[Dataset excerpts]
——
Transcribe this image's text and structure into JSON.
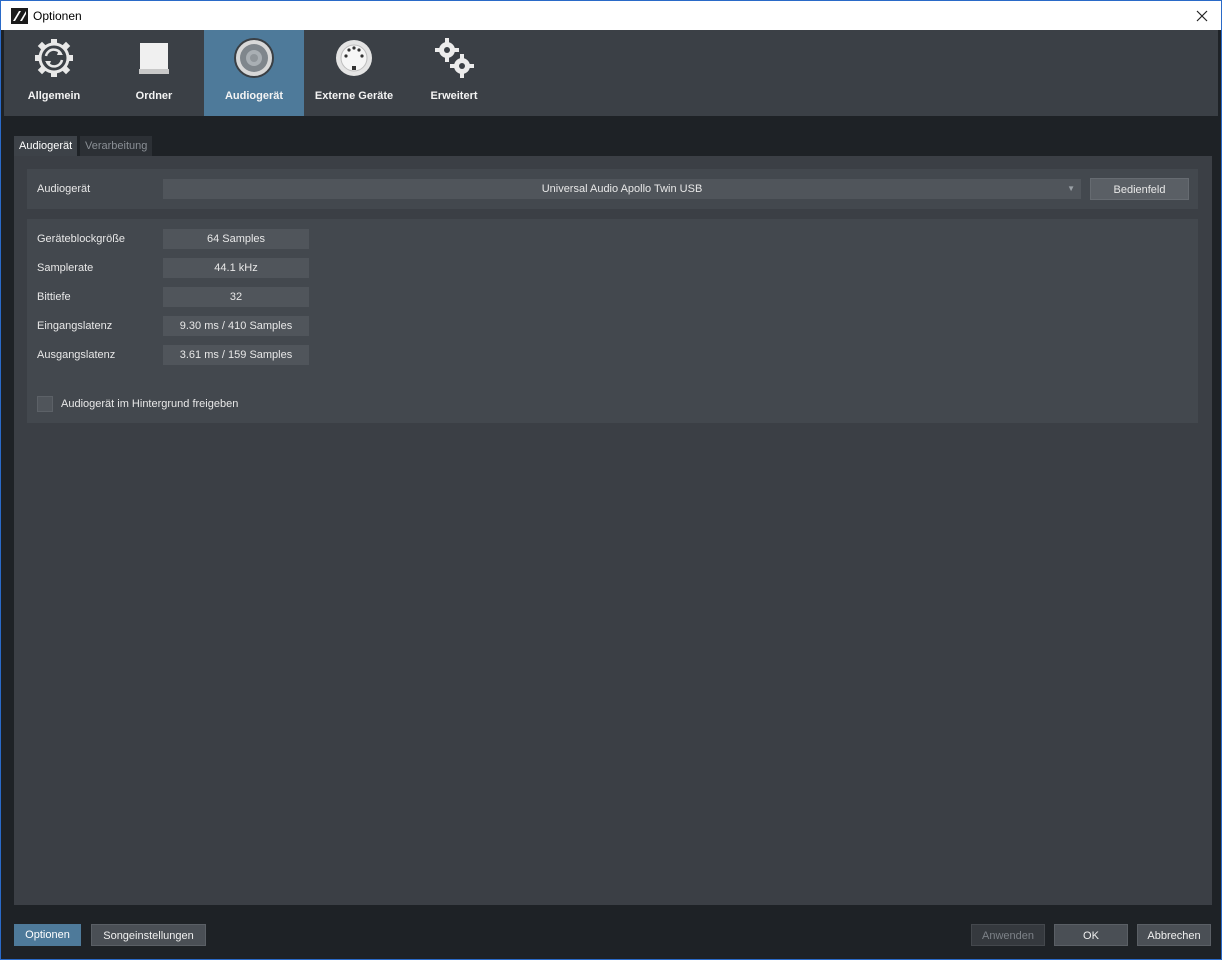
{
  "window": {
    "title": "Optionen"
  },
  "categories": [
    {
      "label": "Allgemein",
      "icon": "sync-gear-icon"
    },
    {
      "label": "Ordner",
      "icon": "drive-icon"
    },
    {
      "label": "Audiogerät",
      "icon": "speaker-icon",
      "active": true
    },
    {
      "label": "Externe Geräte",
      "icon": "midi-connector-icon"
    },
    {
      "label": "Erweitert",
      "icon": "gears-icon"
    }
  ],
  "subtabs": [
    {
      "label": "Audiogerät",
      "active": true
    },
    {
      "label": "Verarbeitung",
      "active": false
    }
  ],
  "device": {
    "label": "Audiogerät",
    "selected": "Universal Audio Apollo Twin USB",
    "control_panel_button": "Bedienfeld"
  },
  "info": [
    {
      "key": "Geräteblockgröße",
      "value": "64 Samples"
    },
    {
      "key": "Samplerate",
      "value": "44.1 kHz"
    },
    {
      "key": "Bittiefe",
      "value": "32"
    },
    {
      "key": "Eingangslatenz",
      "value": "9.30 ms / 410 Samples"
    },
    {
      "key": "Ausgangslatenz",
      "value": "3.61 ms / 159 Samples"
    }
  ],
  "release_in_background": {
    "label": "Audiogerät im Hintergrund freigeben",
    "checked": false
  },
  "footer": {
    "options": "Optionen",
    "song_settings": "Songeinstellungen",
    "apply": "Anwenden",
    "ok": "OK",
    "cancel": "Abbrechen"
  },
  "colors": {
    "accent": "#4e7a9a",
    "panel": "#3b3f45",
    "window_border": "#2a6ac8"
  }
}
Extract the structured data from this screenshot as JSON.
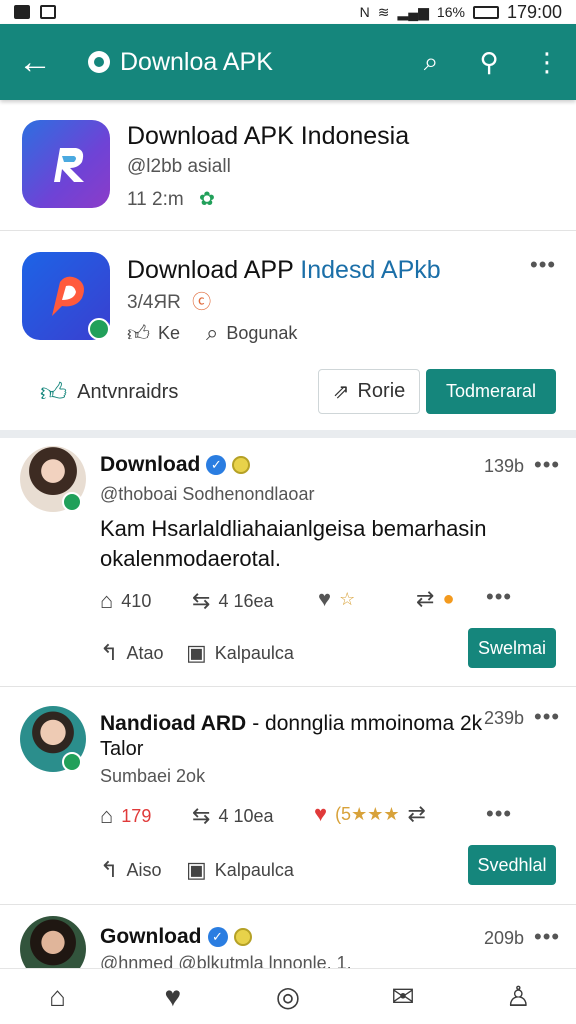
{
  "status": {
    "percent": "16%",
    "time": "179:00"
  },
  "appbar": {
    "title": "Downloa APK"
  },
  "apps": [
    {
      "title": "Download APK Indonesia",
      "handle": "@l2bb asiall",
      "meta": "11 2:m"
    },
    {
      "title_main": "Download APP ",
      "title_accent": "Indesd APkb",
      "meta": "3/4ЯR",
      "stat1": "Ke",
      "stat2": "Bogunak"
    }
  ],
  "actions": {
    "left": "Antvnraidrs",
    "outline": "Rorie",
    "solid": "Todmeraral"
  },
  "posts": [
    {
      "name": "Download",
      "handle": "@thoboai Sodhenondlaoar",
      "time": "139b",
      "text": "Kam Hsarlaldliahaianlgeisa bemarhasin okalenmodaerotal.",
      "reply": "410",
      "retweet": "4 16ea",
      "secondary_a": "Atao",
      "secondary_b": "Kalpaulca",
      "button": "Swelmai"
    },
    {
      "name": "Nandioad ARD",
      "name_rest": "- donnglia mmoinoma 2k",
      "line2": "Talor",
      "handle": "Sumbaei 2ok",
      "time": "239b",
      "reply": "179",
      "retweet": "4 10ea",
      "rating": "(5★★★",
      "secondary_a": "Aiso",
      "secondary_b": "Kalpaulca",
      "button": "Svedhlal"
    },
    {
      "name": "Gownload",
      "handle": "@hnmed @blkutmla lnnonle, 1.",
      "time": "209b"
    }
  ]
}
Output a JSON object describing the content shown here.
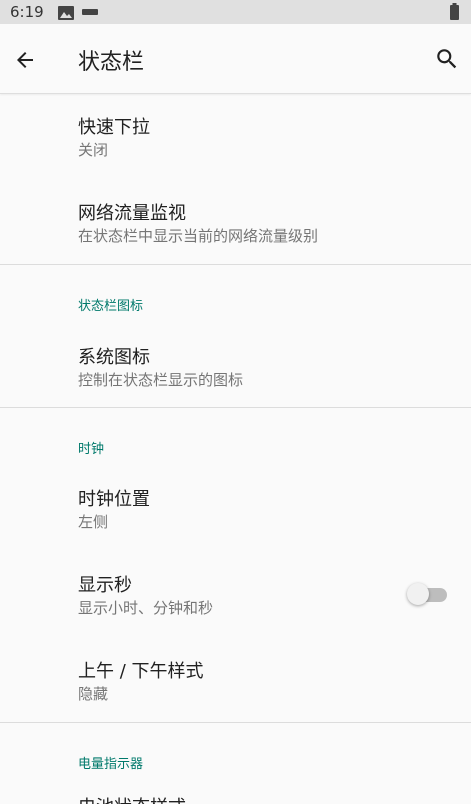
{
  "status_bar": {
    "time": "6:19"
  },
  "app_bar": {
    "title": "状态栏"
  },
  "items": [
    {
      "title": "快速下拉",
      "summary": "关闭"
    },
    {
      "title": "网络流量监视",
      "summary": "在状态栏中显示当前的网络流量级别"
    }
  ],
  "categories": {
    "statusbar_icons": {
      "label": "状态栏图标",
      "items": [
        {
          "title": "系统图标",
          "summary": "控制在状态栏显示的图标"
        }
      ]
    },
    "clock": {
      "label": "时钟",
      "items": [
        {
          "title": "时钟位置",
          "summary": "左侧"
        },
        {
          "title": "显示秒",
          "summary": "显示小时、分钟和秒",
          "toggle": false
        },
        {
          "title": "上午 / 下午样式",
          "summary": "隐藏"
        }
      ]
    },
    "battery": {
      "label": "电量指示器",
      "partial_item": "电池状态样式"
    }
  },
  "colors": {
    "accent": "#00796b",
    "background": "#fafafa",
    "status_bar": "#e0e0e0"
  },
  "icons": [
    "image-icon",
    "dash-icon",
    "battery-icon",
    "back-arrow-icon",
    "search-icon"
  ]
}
——
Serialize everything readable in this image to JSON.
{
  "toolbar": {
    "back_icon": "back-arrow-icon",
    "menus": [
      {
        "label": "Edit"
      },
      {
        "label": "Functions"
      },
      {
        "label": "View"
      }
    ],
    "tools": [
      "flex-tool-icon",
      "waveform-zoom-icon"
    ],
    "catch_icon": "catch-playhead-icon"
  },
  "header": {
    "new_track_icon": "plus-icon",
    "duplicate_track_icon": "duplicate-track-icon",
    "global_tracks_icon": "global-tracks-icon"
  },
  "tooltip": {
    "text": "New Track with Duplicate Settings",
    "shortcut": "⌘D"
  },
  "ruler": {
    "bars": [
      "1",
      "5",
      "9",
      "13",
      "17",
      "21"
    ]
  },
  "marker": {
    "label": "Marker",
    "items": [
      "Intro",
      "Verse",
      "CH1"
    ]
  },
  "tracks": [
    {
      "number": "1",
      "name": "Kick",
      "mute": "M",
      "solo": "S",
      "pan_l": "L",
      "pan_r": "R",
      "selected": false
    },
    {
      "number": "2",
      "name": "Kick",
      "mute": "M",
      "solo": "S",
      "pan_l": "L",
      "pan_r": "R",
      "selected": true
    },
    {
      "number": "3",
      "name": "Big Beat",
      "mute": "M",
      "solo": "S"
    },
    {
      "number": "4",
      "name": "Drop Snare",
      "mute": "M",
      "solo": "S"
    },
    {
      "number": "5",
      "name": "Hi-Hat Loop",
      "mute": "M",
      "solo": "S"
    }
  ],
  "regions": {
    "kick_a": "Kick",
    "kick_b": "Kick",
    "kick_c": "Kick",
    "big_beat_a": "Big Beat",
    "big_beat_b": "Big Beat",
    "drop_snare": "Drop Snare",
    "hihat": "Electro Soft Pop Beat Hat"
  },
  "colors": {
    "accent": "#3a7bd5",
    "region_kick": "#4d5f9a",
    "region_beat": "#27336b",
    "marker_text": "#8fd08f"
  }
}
——
• Exercise instructions: Using the material above, report each line where "summary" occurs.

• Reply to the task:
      "summary": "关闭"
      "summary": "在状态栏中显示当前的网络流量级别"
          "summary": "控制在状态栏显示的图标"
          "summary": "左侧"
          "summary": "显示小时、分钟和秒",
          "summary": "隐藏"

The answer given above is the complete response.